Exercise aim => Copy every record exactly, and keep the pictures out.

Extracted records =>
───
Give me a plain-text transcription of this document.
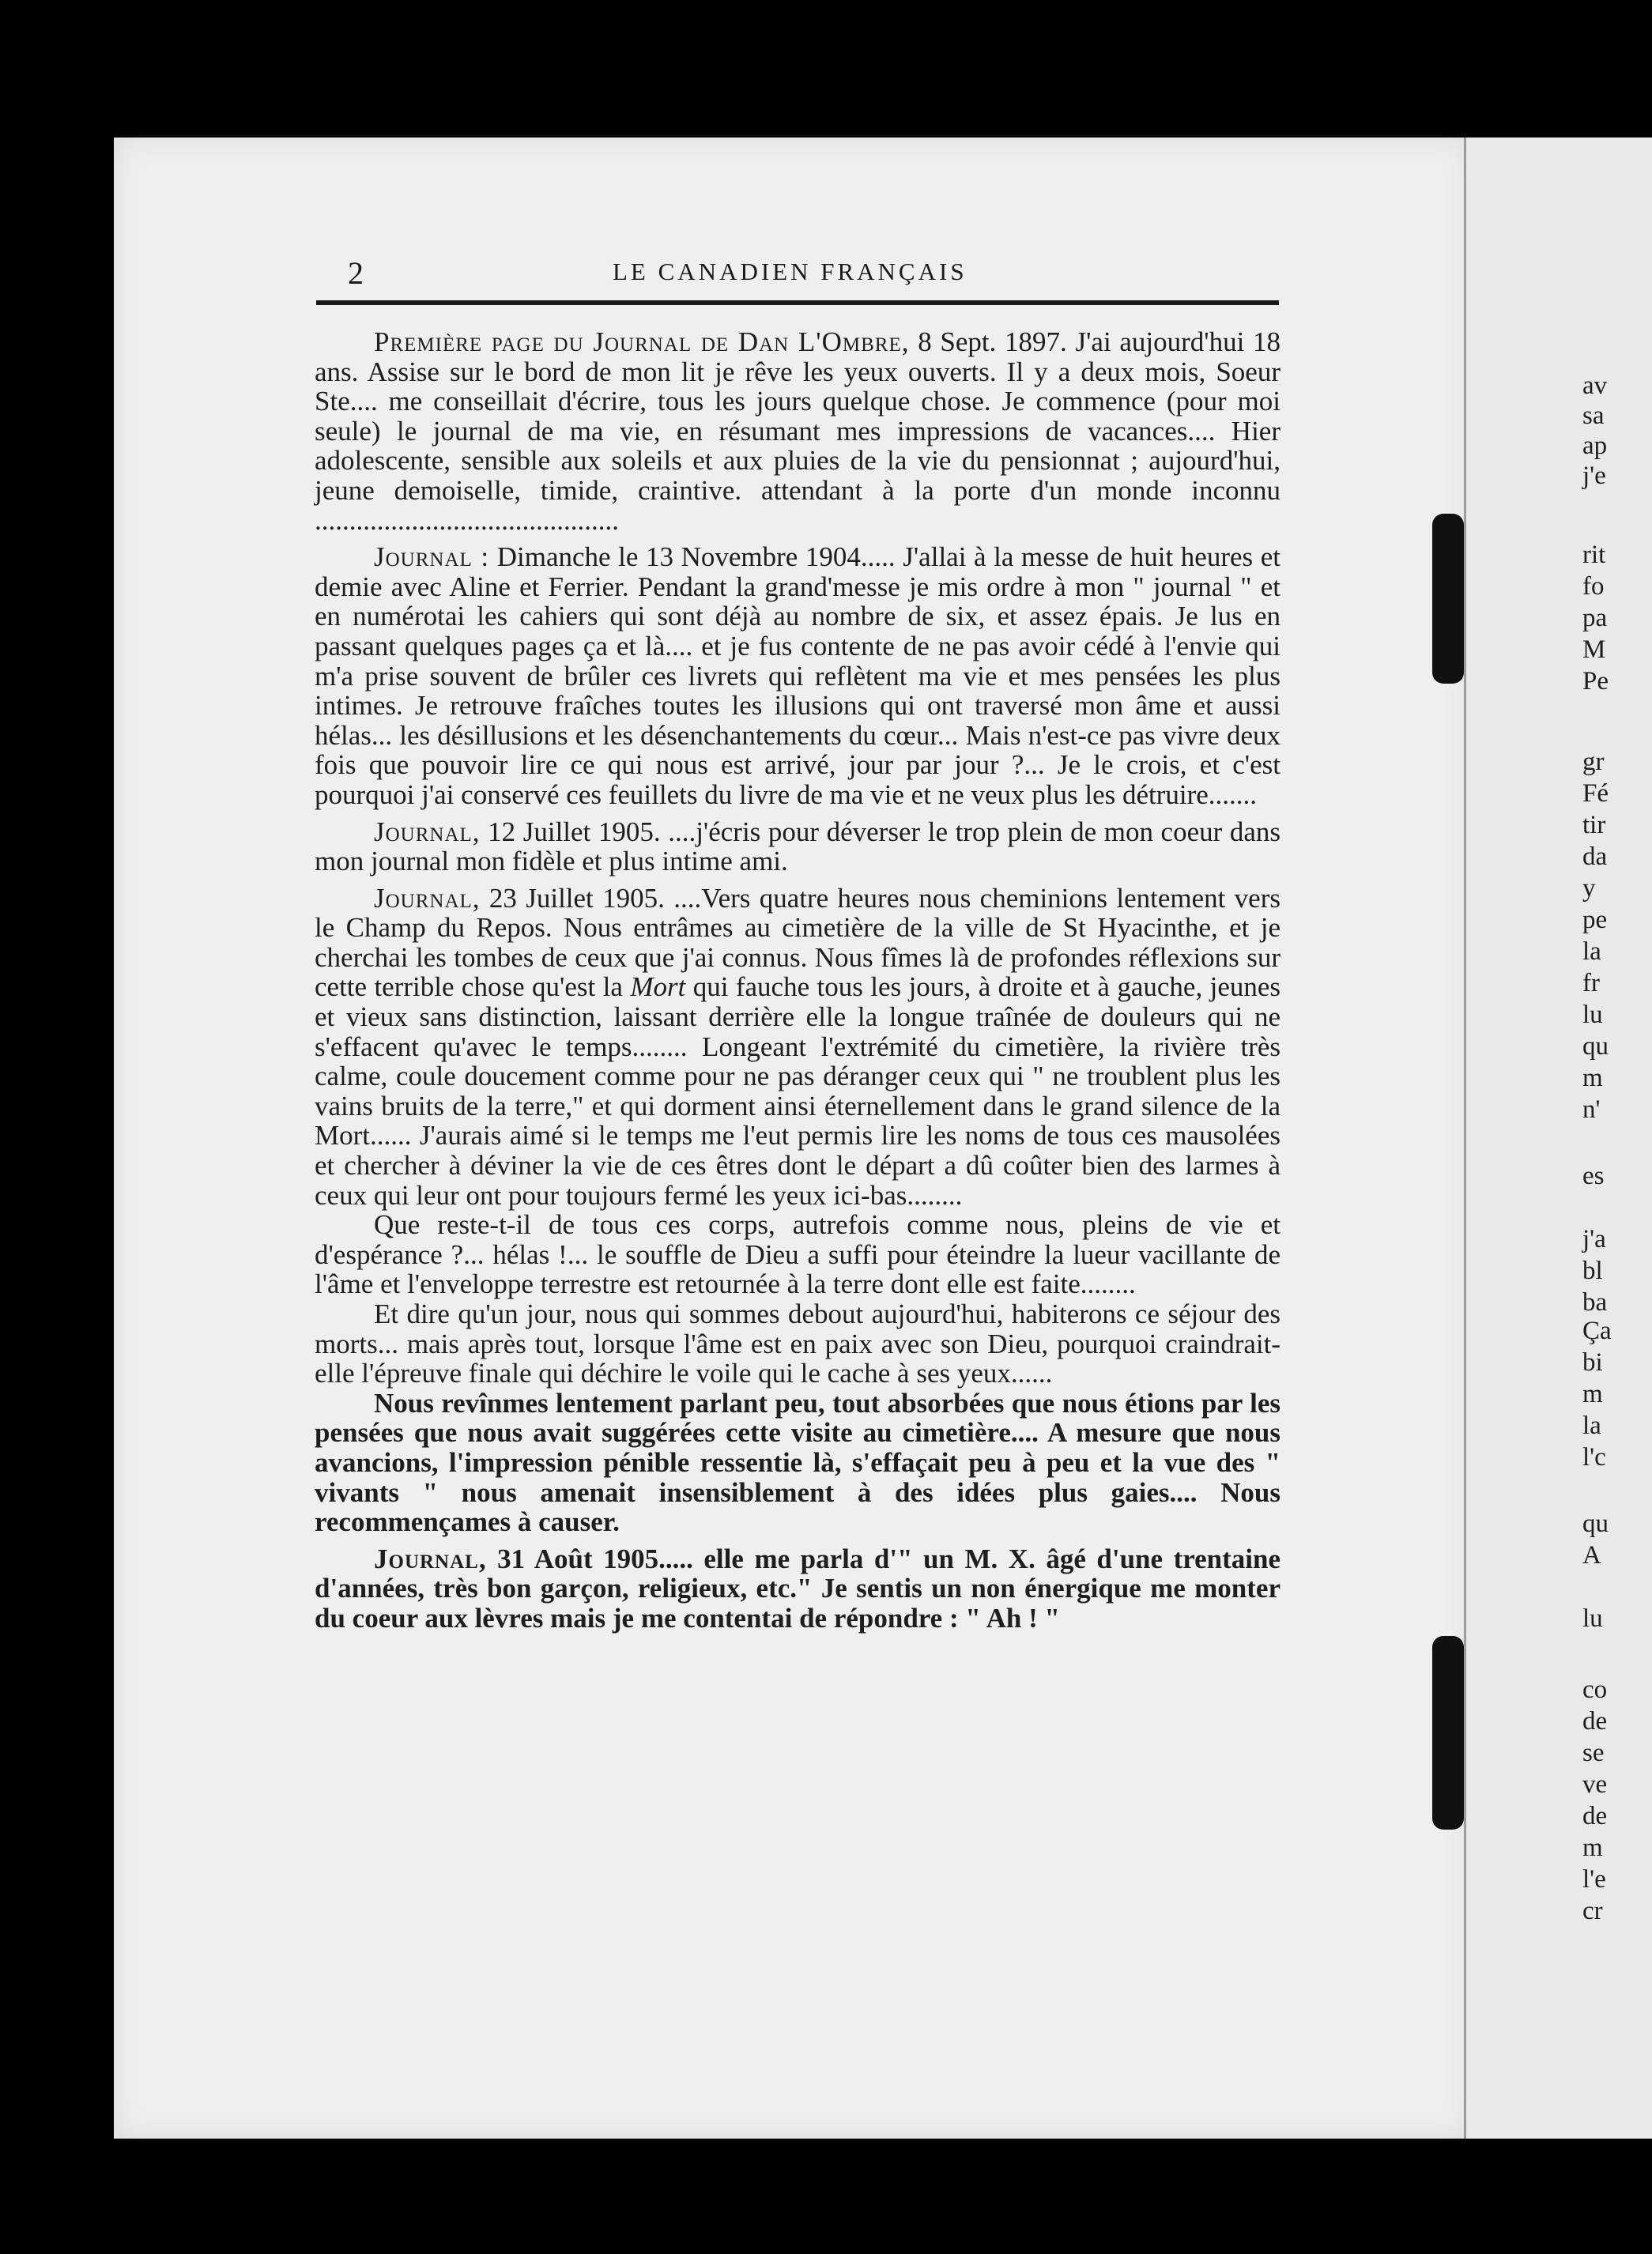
2	LE CANADIEN FRANÇAIS

Première page du Journal de Dan L'Ombre, 8 Sept. 1897. J'ai aujourd'hui 18 ans. Assise sur le bord de mon lit je rêve les yeux ouverts. Il y a deux mois, Soeur Ste.... me conseillait d'écrire, tous les jours quelque chose. Je commence (pour moi seule) le journal de ma vie, en résumant mes impressions de vacances.... Hier adolescente, sensible aux soleils et aux pluies de la vie du pensionnat ; aujourd'hui, jeune demoiselle, timide, craintive. attendant à la porte d'un monde inconnu ............................................

Journal : Dimanche le 13 Novembre 1904..... J'allai à la messe de huit heures et demie avec Aline et Ferrier. Pendant la grand'messe je mis ordre à mon " journal " et en numérotai les cahiers qui sont déjà au nombre de six, et assez épais. Je lus en passant quelques pages ça et là.... et je fus contente de ne pas avoir cédé à l'envie qui m'a prise souvent de brûler ces livrets qui reflètent ma vie et mes pensées les plus intimes. Je retrouve fraîches toutes les illusions qui ont traversé mon âme et aussi hélas... les désillusions et les désenchantements du cœur... Mais n'est-ce pas vivre deux fois que pouvoir lire ce qui nous est arrivé, jour par jour ?... Je le crois, et c'est pourquoi j'ai conservé ces feuillets du livre de ma vie et ne veux plus les détruire.......

Journal, 12 Juillet 1905. ....j'écris pour déverser le trop plein de mon coeur dans mon journal mon fidèle et plus intime ami.

Journal, 23 Juillet 1905. ....Vers quatre heures nous cheminions lentement vers le Champ du Repos. Nous entrâmes au cimetière de la ville de St Hyacinthe, et je cherchai les tombes de ceux que j'ai connus. Nous fîmes là de profondes réflexions sur cette terrible chose qu'est la Mort qui fauche tous les jours, à droite et à gauche, jeunes et vieux sans distinction, laissant derrière elle la longue traînée de douleurs qui ne s'effacent qu'avec le temps........ Longeant l'extrémité du cimetière, la rivière très calme, coule doucement comme pour ne pas déranger ceux qui " ne troublent plus les vains bruits de la terre," et qui dorment ainsi éternellement dans le grand silence de la Mort...... J'aurais aimé si le temps me l'eut permis lire les noms de tous ces mausolées et chercher à déviner la vie de ces êtres dont le départ a dû coûter bien des larmes à ceux qui leur ont pour toujours fermé les yeux ici-bas........

Que reste-t-il de tous ces corps, autrefois comme nous, pleins de vie et d'espérance ?... hélas !... le souffle de Dieu a suffi pour éteindre la lueur vacillante de l'âme et l'enveloppe terrestre est retournée à la terre dont elle est faite........

Et dire qu'un jour, nous qui sommes debout aujourd'hui, habiterons ce séjour des morts... mais après tout, lorsque l'âme est en paix avec son Dieu, pourquoi craindrait-elle l'épreuve finale qui déchire le voile qui le cache à ses yeux......

Nous revînmes lentement parlant peu, tout absorbées que nous étions par les pensées que nous avait suggérées cette visite au cimetière.... A mesure que nous avancions, l'impression pénible ressentie là, s'effaçait peu à peu et la vue des " vivants " nous amenait insensiblement à des idées plus gaies.... Nous recommençames à causer.

Journal, 31 Août 1905..... elle me parla d'" un M. X. âgé d'une trentaine d'années, très bon garçon, religieux, etc." Je sentis un non énergique me monter du coeur aux lèvres mais je me contentai de répondre : " Ah ! "

av
sa
ap
j'e
rit
fo
pa
M
Pe
gr
Fé
tir
da
y
pe
la
fr
lu
qu
m
n'
es
j'a
bl
ba
Ça
bi
m
la
l'c
qu
A
lu
co
de
se
ve
de
m
l'e
cr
───
Response to the task =>
Give me a plain-text transcription of this document.
2	LE CANADIEN FRANÇAIS

Première page du Journal de Dan L'Ombre, 8 Sept. 1897. J'ai aujourd'hui 18 ans. Assise sur le bord de mon lit je rêve les yeux ouverts. Il y a deux mois, Soeur Ste.... me conseillait d'écrire, tous les jours quelque chose. Je commence (pour moi seule) le journal de ma vie, en résumant mes impressions de vacances.... Hier adolescente, sensible aux soleils et aux pluies de la vie du pensionnat ; aujourd'hui, jeune demoiselle, timide, craintive. attendant à la porte d'un monde inconnu ............................................

Journal : Dimanche le 13 Novembre 1904..... J'allai à la messe de huit heures et demie avec Aline et Ferrier. Pendant la grand'messe je mis ordre à mon " journal " et en numérotai les cahiers qui sont déjà au nombre de six, et assez épais. Je lus en passant quelques pages ça et là.... et je fus contente de ne pas avoir cédé à l'envie qui m'a prise souvent de brûler ces livrets qui reflètent ma vie et mes pensées les plus intimes. Je retrouve fraîches toutes les illusions qui ont traversé mon âme et aussi hélas... les désillusions et les désenchantements du cœur... Mais n'est-ce pas vivre deux fois que pouvoir lire ce qui nous est arrivé, jour par jour ?... Je le crois, et c'est pourquoi j'ai conservé ces feuillets du livre de ma vie et ne veux plus les détruire.......

Journal, 12 Juillet 1905. ....j'écris pour déverser le trop plein de mon coeur dans mon journal mon fidèle et plus intime ami.

Journal, 23 Juillet 1905. ....Vers quatre heures nous cheminions lentement vers le Champ du Repos. Nous entrâmes au cimetière de la ville de St Hyacinthe, et je cherchai les tombes de ceux que j'ai connus. Nous fîmes là de profondes réflexions sur cette terrible chose qu'est la Mort qui fauche tous les jours, à droite et à gauche, jeunes et vieux sans distinction, laissant derrière elle la longue traînée de douleurs qui ne s'effacent qu'avec le temps........ Longeant l'extrémité du cimetière, la rivière très calme, coule doucement comme pour ne pas déranger ceux qui " ne troublent plus les vains bruits de la terre," et qui dorment ainsi éternellement dans le grand silence de la Mort...... J'aurais aimé si le temps me l'eut permis lire les noms de tous ces mausolées et chercher à déviner la vie de ces êtres dont le départ a dû coûter bien des larmes à ceux qui leur ont pour toujours fermé les yeux ici-bas........

Que reste-t-il de tous ces corps, autrefois comme nous, pleins de vie et d'espérance ?... hélas !... le souffle de Dieu a suffi pour éteindre la lueur vacillante de l'âme et l'enveloppe terrestre est retournée à la terre dont elle est faite........

Et dire qu'un jour, nous qui sommes debout aujourd'hui, habiterons ce séjour des morts... mais après tout, lorsque l'âme est en paix avec son Dieu, pourquoi craindrait-elle l'épreuve finale qui déchire le voile qui le cache à ses yeux......

Nous revînmes lentement parlant peu, tout absorbées que nous étions par les pensées que nous avait suggérées cette visite au cimetière.... A mesure que nous avancions, l'impression pénible ressentie là, s'effaçait peu à peu et la vue des " vivants " nous amenait insensiblement à des idées plus gaies.... Nous recommençames à causer.

Journal, 31 Août 1905..... elle me parla d'" un M. X. âgé d'une trentaine d'années, très bon garçon, religieux, etc." Je sentis un non énergique me monter du coeur aux lèvres mais je me contentai de répondre : " Ah ! "

av
sa
ap
j'e
rit
fo
pa
M
Pe
gr
Fé
tir
da
y
pe
la
fr
lu
qu
m
n'
es
j'a
bl
ba
Ça
bi
m
la
l'c
qu
A
lu
co
de
se
ve
de
m
l'e
cr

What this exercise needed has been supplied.